*WHAT YOU SHOULD DO*. Which lines contain the string "Sends"? Please list every one of them.

*Extracted data entries*.
<<<<

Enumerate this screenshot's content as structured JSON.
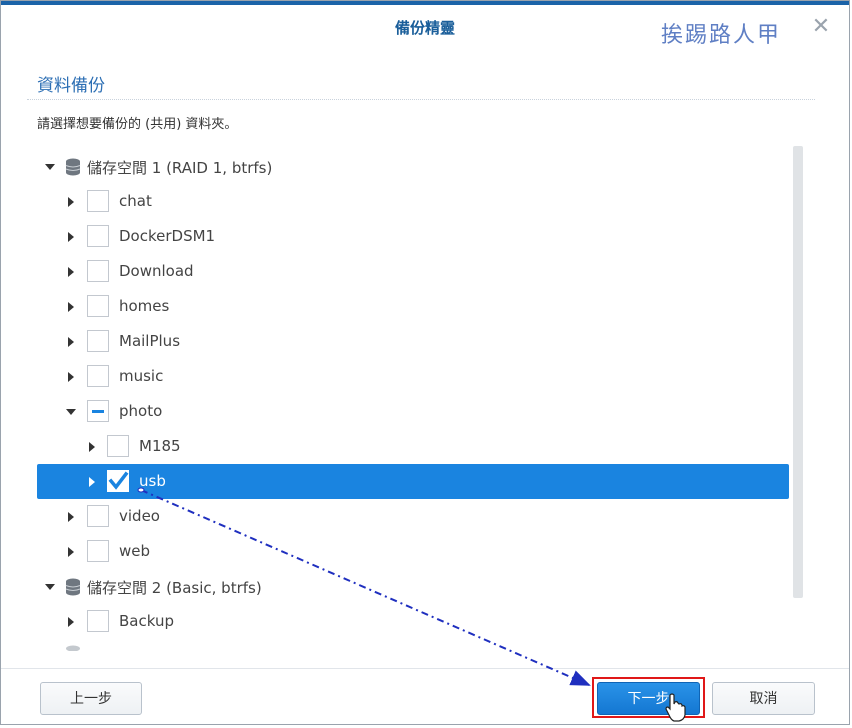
{
  "window": {
    "title": "備份精靈",
    "watermark": "挨踢路人甲",
    "close_glyph": "✕"
  },
  "section_title": "資料備份",
  "description": "請選擇想要備份的 (共用) 資料夾。",
  "tree": {
    "volume1": {
      "label": "儲存空間 1 (RAID 1, btrfs)"
    },
    "volume1_items": [
      {
        "label": "chat",
        "state": "unchecked"
      },
      {
        "label": "DockerDSM1",
        "state": "unchecked"
      },
      {
        "label": "Download",
        "state": "unchecked"
      },
      {
        "label": "homes",
        "state": "unchecked"
      },
      {
        "label": "MailPlus",
        "state": "unchecked"
      },
      {
        "label": "music",
        "state": "unchecked"
      }
    ],
    "photo": {
      "label": "photo",
      "state": "partial"
    },
    "photo_children": [
      {
        "label": "M185",
        "state": "unchecked"
      },
      {
        "label": "usb",
        "state": "checked",
        "selected": true
      }
    ],
    "after_photo": [
      {
        "label": "video",
        "state": "unchecked"
      },
      {
        "label": "web",
        "state": "unchecked"
      }
    ],
    "volume2": {
      "label": "儲存空間 2 (Basic, btrfs)"
    },
    "volume2_items": [
      {
        "label": "Backup",
        "state": "unchecked"
      }
    ]
  },
  "footer": {
    "back_label": "上一步",
    "next_label": "下一步",
    "cancel_label": "取消"
  },
  "colors": {
    "accent": "#1a84e0",
    "title": "#1a5e9a",
    "highlight_box": "#e01818",
    "annotation_arrow": "#1f2fbf"
  }
}
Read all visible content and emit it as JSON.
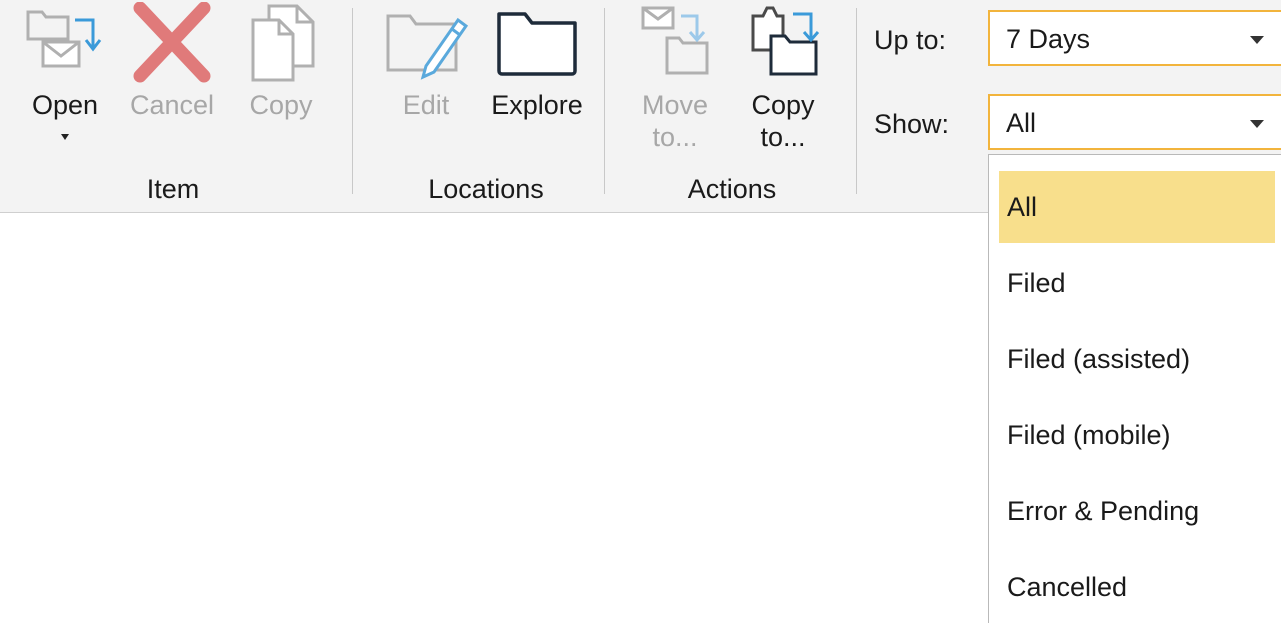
{
  "ribbon": {
    "groups": {
      "item": "Item",
      "locations": "Locations",
      "actions": "Actions"
    },
    "buttons": {
      "open": "Open",
      "cancel": "Cancel",
      "copy": "Copy",
      "edit": "Edit",
      "explore": "Explore",
      "move_to_1": "Move",
      "move_to_2": "to...",
      "copy_to_1": "Copy",
      "copy_to_2": "to..."
    }
  },
  "filters": {
    "up_to_label": "Up to:",
    "up_to_value": "7 Days",
    "show_label": "Show:",
    "show_value": "All"
  },
  "dropdown": {
    "options": [
      "All",
      "Filed",
      "Filed (assisted)",
      "Filed (mobile)",
      "Error & Pending",
      "Cancelled"
    ],
    "selected_index": 0
  },
  "colors": {
    "highlight": "#f8df8c",
    "combo_border": "#f2b43c",
    "cancel_red": "#e07a7a",
    "accent_blue": "#3a9ad9"
  }
}
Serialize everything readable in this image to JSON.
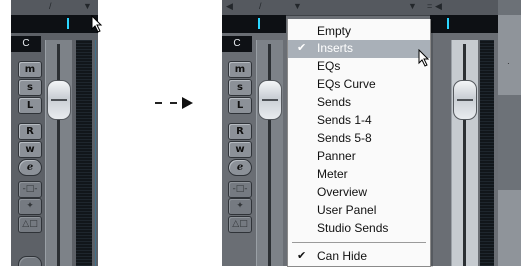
{
  "left_strip": {
    "channel_name": "C",
    "buttons": [
      "m",
      "s",
      "L",
      "R",
      "w",
      "e"
    ]
  },
  "right_strip": {
    "channel_name": "C",
    "buttons": [
      "m",
      "s",
      "L",
      "R",
      "w",
      "e"
    ]
  },
  "arrow": {
    "label": "- - ▶"
  },
  "menu": {
    "items": [
      {
        "label": "Empty",
        "checked": false,
        "selected": false
      },
      {
        "label": "Inserts",
        "checked": true,
        "selected": true
      },
      {
        "label": "EQs",
        "checked": false,
        "selected": false
      },
      {
        "label": "EQs Curve",
        "checked": false,
        "selected": false
      },
      {
        "label": "Sends",
        "checked": false,
        "selected": false
      },
      {
        "label": "Sends 1-4",
        "checked": false,
        "selected": false
      },
      {
        "label": "Sends 5-8",
        "checked": false,
        "selected": false
      },
      {
        "label": "Panner",
        "checked": false,
        "selected": false
      },
      {
        "label": "Meter",
        "checked": false,
        "selected": false
      },
      {
        "label": "Overview",
        "checked": false,
        "selected": false
      },
      {
        "label": "User Panel",
        "checked": false,
        "selected": false
      },
      {
        "label": "Studio Sends",
        "checked": false,
        "selected": false
      },
      {
        "label": "Can Hide",
        "checked": true,
        "selected": false
      }
    ],
    "check_glyph": "✔"
  },
  "colors": {
    "strip": "#5d6167",
    "insert_marker": "#2bd6ff",
    "menu_highlight": "#a9b0b8"
  },
  "icons": [
    "cursor-arrow-icon",
    "dropdown-triangle-icon",
    "checkmark-icon",
    "input-transformer-icon",
    "output-routing-icon",
    "channel-settings-icon"
  ]
}
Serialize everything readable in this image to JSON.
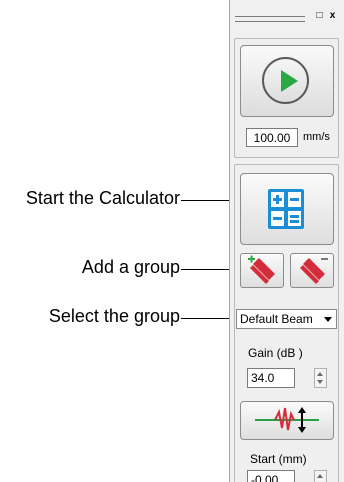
{
  "callouts": {
    "calculator": "Start the Calculator",
    "add_group": "Add a group",
    "select_group": "Select the group"
  },
  "panel": {
    "titlebar": {
      "restore_glyph": "□",
      "close_glyph": "x"
    },
    "scan_speed": {
      "value": "100.00",
      "unit": "mm/s"
    },
    "group_selector": {
      "selected": "Default Beam"
    },
    "gain": {
      "label": "Gain (dB )",
      "value": "34.0"
    },
    "start": {
      "label": "Start  (mm)",
      "value": "-0.00"
    }
  },
  "icons": {
    "play": "play-icon",
    "calculator": "calculator-icon",
    "add_group": "add-group-icon",
    "delete_group": "delete-group-icon",
    "ascan": "ascan-icon"
  },
  "colors": {
    "play_green": "#2aa843",
    "calc_blue": "#1a8fd6",
    "group_red": "#d42c3a",
    "ascan_green": "#29a047"
  }
}
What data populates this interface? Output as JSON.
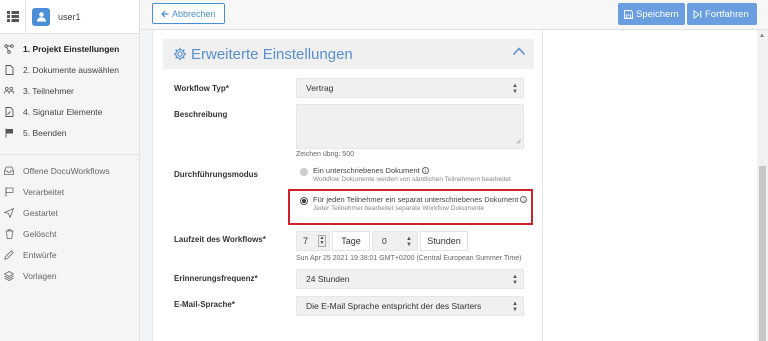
{
  "user": {
    "name": "user1"
  },
  "steps": [
    {
      "label": "1. Projekt Einstellungen",
      "icon": "flow-icon",
      "active": true
    },
    {
      "label": "2. Dokumente auswählen",
      "icon": "document-icon",
      "active": false
    },
    {
      "label": "3. Teilnehmer",
      "icon": "people-icon",
      "active": false
    },
    {
      "label": "4. Signatur Elemente",
      "icon": "signature-doc-icon",
      "active": false
    },
    {
      "label": "5. Beenden",
      "icon": "flag-icon",
      "active": false
    }
  ],
  "nav": [
    {
      "label": "Offene DocuWorkflows",
      "icon": "inbox-icon"
    },
    {
      "label": "Verarbeitet",
      "icon": "flag-icon"
    },
    {
      "label": "Gestartet",
      "icon": "send-icon"
    },
    {
      "label": "Gelöscht",
      "icon": "trash-icon"
    },
    {
      "label": "Entwürfe",
      "icon": "pencil-icon"
    },
    {
      "label": "Vorlagen",
      "icon": "stack-icon"
    }
  ],
  "toolbar": {
    "cancel_label": "Abbrechen",
    "save_label": "Speichern",
    "next_label": "Fortfahren"
  },
  "section": {
    "title": "Erweiterte Einstellungen"
  },
  "form": {
    "workflow_type": {
      "label": "Workflow Typ*",
      "value": "Vertrag"
    },
    "description": {
      "label": "Beschreibung",
      "hint": "Zeichen übrig: 500"
    },
    "mode": {
      "label": "Durchführungsmodus",
      "option1": {
        "text": "Ein unterschriebenes Dokument",
        "sub": "Workflow Dokumente werden von sämtlichen Teilnehmern bearbeitet"
      },
      "option2": {
        "text": "Für jeden Teilnehmer ein separat unterschriebenes Dokument",
        "sub": "Jeder Teilnehmer bearbeitet separate Workflow Dokumente"
      }
    },
    "duration": {
      "label": "Laufzeit des Workflows*",
      "days_value": "7",
      "days_unit": "Tage",
      "hours_value": "0",
      "hours_unit": "Stunden",
      "end_date": "Sun Apr 25 2021 19:38:01 GMT+0200 (Central European Summer Time)"
    },
    "reminder": {
      "label": "Erinnerungsfrequenz*",
      "value": "24 Stunden"
    },
    "email_language": {
      "label": "E-Mail-Sprache*",
      "value": "Die E-Mail Sprache entspricht der des Starters"
    }
  },
  "colors": {
    "accent": "#4a8fd6",
    "highlight": "#d0202c"
  }
}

>>>>

*EXERCISE ANSWER*.
        "label": "Sends",
        "label": "Sends 1-4",
        "label": "Sends 5-8",
        "label": "Studio Sends",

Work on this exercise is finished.